------ LISTED ENTRIES ------

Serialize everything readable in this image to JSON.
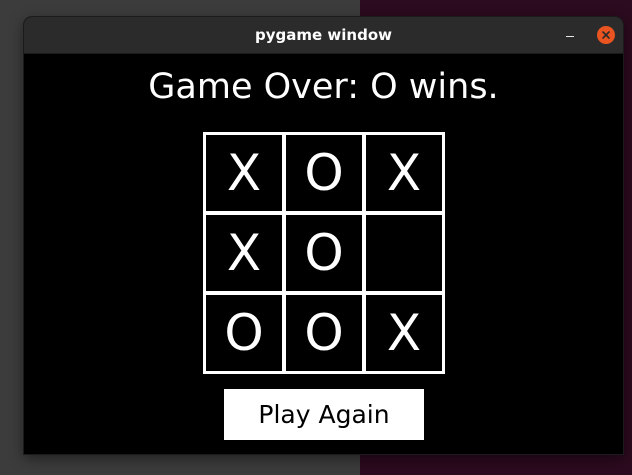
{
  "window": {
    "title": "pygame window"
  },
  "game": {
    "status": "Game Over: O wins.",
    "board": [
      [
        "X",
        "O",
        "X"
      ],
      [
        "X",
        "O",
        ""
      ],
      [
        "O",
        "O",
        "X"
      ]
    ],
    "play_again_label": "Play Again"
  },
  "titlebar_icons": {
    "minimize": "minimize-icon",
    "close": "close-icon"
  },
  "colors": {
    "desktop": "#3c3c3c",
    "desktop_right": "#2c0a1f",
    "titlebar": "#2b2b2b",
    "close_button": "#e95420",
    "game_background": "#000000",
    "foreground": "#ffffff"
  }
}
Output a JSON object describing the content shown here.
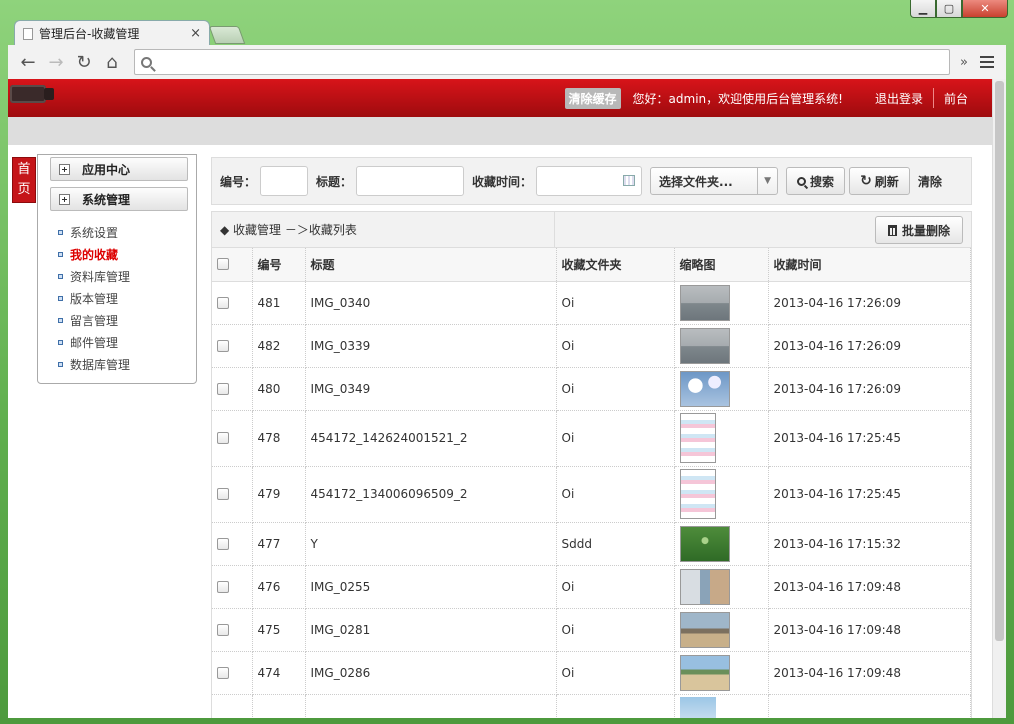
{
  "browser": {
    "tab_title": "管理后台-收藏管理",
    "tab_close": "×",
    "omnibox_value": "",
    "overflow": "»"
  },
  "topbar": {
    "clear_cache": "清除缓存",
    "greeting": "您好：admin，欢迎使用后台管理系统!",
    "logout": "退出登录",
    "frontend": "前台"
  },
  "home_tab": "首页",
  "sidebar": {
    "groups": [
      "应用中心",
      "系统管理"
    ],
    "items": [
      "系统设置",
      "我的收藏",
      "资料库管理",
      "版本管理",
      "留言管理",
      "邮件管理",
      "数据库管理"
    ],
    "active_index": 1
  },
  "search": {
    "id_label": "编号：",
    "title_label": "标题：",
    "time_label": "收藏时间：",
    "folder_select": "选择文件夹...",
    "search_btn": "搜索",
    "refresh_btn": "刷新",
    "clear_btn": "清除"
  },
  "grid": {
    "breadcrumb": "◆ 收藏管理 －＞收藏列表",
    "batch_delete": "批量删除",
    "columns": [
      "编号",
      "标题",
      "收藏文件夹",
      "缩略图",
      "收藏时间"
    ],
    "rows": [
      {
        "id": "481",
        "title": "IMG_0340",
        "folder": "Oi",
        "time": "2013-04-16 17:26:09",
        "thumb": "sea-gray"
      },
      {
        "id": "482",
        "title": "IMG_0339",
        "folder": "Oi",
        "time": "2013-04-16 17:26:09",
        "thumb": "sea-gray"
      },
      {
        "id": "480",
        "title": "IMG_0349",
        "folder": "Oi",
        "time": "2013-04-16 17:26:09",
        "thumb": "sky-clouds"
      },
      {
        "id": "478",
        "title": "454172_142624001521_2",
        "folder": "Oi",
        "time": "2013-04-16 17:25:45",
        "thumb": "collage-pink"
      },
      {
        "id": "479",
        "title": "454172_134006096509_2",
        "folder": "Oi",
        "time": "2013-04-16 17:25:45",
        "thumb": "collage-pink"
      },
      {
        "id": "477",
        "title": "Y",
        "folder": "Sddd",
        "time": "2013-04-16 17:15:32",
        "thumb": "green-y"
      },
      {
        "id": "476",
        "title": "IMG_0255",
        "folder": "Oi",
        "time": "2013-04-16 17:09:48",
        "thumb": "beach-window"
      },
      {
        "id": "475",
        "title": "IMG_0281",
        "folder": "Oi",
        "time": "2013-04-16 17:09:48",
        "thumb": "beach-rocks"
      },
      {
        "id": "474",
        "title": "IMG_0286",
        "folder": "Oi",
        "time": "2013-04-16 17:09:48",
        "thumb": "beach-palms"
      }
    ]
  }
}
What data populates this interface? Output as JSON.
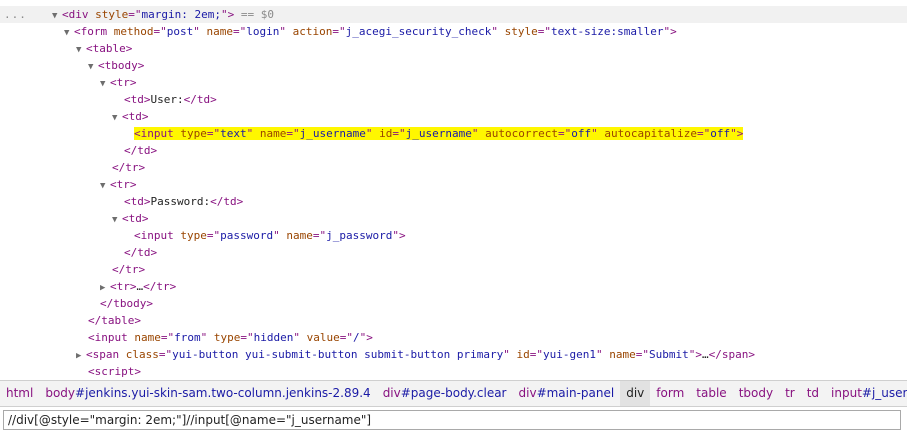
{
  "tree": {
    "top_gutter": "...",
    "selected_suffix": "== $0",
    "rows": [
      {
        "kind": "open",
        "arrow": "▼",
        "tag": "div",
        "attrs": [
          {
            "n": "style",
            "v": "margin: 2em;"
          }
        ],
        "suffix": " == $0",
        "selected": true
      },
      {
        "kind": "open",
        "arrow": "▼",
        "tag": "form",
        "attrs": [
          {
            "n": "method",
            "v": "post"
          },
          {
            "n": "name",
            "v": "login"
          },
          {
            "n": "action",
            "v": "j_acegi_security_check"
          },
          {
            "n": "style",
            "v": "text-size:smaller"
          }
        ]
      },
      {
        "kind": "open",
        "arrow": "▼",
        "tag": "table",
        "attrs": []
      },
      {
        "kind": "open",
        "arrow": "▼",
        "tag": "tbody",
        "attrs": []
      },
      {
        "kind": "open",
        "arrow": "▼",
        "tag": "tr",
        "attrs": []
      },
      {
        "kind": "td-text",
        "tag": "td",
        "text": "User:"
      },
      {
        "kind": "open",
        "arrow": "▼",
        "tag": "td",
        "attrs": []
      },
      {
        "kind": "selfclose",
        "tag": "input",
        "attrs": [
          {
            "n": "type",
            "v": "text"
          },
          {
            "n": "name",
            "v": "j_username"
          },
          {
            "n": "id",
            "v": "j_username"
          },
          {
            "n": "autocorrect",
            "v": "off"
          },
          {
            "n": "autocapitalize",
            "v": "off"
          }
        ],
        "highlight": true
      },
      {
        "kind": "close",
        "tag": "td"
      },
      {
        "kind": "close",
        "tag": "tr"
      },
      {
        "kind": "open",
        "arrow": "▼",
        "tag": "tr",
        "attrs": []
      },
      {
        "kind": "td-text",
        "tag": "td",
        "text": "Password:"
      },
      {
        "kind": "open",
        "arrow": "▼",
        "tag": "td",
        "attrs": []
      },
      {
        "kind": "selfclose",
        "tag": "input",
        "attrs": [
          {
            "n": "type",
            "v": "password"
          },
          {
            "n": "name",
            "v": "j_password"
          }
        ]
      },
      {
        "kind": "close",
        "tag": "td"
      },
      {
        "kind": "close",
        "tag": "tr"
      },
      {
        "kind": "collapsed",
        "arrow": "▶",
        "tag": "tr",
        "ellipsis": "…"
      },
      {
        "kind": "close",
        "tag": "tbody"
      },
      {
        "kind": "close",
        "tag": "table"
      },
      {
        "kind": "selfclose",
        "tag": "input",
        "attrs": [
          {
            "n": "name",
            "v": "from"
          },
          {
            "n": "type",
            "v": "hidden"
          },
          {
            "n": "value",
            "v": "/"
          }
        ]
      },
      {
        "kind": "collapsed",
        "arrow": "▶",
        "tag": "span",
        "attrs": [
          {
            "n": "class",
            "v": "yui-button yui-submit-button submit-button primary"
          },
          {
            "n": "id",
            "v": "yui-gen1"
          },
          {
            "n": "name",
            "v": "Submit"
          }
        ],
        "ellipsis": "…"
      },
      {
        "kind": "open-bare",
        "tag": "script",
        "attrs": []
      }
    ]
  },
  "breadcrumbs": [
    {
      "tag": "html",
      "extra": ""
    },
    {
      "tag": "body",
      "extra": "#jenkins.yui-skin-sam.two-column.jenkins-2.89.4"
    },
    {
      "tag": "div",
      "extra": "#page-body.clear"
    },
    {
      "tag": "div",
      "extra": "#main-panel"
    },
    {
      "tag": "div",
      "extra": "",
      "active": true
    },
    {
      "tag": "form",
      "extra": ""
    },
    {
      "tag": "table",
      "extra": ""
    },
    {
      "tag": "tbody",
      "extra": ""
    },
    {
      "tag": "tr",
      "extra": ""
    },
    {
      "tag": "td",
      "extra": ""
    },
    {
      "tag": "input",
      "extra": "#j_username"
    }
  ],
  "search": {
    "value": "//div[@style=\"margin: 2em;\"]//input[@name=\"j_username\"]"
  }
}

------

*EXERCISE OBJECTIVE*: Search the records for the word "Output". Copy every line that has it.

*EXPECTED ANSWER*:
Output a JSON object describing the content shown here.
What data populates this interface? Output as JSON.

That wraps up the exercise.